#### Task inputs

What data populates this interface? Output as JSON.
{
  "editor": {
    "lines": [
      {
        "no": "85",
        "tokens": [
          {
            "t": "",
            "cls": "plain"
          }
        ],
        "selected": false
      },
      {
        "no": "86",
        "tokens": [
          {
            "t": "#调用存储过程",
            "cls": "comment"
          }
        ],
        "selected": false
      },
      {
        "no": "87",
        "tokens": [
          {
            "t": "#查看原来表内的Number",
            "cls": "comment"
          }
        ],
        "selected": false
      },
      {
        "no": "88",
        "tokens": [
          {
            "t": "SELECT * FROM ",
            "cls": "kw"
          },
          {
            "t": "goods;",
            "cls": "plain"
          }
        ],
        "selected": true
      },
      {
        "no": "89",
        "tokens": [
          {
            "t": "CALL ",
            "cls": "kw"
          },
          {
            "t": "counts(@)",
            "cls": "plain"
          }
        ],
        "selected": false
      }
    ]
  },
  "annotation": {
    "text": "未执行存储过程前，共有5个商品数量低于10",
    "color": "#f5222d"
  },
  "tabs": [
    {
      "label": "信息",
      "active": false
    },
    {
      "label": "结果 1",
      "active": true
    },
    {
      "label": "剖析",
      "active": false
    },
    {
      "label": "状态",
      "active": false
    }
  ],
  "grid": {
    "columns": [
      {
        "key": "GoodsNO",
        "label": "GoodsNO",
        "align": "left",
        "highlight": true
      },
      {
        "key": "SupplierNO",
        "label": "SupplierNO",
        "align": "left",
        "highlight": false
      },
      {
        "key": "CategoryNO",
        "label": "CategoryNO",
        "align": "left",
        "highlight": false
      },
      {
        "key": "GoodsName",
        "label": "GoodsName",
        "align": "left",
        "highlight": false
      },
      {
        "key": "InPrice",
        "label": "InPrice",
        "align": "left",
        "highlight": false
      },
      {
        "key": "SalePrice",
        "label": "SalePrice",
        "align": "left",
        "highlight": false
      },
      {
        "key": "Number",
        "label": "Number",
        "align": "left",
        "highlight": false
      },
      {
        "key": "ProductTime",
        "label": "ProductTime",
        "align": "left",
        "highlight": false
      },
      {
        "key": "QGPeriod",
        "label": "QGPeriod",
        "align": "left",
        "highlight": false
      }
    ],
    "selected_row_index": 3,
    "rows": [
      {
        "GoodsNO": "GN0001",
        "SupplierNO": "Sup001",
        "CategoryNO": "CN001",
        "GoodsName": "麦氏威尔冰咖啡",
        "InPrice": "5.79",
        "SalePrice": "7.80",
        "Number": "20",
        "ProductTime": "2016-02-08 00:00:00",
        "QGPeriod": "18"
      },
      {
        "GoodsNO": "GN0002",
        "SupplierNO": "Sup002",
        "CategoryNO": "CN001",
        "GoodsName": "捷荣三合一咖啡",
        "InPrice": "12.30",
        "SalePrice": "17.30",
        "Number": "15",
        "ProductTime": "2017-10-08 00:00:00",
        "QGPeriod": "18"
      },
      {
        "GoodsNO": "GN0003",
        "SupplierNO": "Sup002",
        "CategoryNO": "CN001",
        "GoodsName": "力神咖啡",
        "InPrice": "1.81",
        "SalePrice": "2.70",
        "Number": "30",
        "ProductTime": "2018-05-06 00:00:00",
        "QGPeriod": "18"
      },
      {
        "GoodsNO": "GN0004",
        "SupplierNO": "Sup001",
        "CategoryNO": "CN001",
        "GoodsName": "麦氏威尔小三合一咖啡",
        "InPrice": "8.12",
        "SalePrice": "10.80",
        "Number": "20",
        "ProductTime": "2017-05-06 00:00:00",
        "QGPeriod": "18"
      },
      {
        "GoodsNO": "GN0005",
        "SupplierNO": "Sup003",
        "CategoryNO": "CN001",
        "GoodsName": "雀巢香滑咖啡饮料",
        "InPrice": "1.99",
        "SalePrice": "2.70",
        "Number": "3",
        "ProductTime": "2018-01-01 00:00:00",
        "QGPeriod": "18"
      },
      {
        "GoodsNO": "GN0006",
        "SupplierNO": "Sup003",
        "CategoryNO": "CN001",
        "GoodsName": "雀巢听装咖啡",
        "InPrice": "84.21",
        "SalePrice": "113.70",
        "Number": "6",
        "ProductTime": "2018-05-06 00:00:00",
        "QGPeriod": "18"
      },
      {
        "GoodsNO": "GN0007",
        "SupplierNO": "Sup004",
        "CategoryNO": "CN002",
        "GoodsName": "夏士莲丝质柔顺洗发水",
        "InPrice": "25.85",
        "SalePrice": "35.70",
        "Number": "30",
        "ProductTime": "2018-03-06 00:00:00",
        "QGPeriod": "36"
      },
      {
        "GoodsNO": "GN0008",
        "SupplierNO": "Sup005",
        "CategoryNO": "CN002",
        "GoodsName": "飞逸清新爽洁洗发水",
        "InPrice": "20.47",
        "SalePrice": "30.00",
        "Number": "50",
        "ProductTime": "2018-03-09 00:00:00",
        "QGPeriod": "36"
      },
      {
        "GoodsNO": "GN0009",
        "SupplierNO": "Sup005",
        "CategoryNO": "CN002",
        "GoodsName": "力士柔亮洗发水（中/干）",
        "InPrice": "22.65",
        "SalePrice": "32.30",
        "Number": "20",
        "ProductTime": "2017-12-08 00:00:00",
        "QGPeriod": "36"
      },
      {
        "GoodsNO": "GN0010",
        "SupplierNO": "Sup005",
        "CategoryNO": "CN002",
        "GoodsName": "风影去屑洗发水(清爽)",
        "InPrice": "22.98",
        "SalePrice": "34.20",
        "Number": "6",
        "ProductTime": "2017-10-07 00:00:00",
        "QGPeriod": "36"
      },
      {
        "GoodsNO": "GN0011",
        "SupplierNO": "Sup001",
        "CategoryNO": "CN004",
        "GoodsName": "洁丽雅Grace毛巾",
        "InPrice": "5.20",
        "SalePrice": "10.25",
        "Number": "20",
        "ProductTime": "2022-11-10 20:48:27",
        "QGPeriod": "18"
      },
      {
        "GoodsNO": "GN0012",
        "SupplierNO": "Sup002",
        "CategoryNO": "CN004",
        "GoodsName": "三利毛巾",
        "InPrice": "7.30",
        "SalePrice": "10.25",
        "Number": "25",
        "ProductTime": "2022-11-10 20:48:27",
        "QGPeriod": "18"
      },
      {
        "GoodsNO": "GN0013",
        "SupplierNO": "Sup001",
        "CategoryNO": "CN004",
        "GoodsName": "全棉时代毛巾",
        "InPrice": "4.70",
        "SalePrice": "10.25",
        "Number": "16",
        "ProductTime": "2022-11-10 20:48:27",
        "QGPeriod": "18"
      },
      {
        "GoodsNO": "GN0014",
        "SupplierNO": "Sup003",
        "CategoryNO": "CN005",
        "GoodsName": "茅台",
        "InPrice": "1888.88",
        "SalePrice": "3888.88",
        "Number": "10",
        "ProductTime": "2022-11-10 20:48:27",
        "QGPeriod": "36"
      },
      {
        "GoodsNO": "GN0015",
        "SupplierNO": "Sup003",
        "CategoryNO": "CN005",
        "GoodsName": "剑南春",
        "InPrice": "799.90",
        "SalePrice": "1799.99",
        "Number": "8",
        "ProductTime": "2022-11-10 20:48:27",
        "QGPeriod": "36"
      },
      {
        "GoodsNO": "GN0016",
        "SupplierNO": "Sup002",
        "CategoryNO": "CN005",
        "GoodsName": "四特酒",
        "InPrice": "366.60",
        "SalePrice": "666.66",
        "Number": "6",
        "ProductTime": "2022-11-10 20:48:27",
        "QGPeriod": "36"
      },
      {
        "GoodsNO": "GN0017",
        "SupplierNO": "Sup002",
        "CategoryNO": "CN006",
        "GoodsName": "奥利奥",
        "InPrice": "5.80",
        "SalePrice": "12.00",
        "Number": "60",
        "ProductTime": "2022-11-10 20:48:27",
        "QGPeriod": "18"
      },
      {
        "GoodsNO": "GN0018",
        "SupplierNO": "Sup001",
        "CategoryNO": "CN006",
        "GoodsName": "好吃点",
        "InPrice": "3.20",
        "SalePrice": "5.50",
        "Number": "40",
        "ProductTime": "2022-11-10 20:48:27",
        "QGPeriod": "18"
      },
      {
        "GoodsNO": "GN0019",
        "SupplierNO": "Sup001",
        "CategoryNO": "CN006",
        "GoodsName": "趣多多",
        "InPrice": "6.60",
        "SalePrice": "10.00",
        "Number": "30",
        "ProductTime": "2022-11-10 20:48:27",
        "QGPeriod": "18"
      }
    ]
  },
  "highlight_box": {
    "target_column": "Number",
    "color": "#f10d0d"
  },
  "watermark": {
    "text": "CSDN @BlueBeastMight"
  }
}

########

Work to do >> Copy out every line holding the string "text".

Expected answer >>
    "text": "未执行存储过程前，共有5个商品数量低于10",
    "text": "CSDN @BlueBeastMight"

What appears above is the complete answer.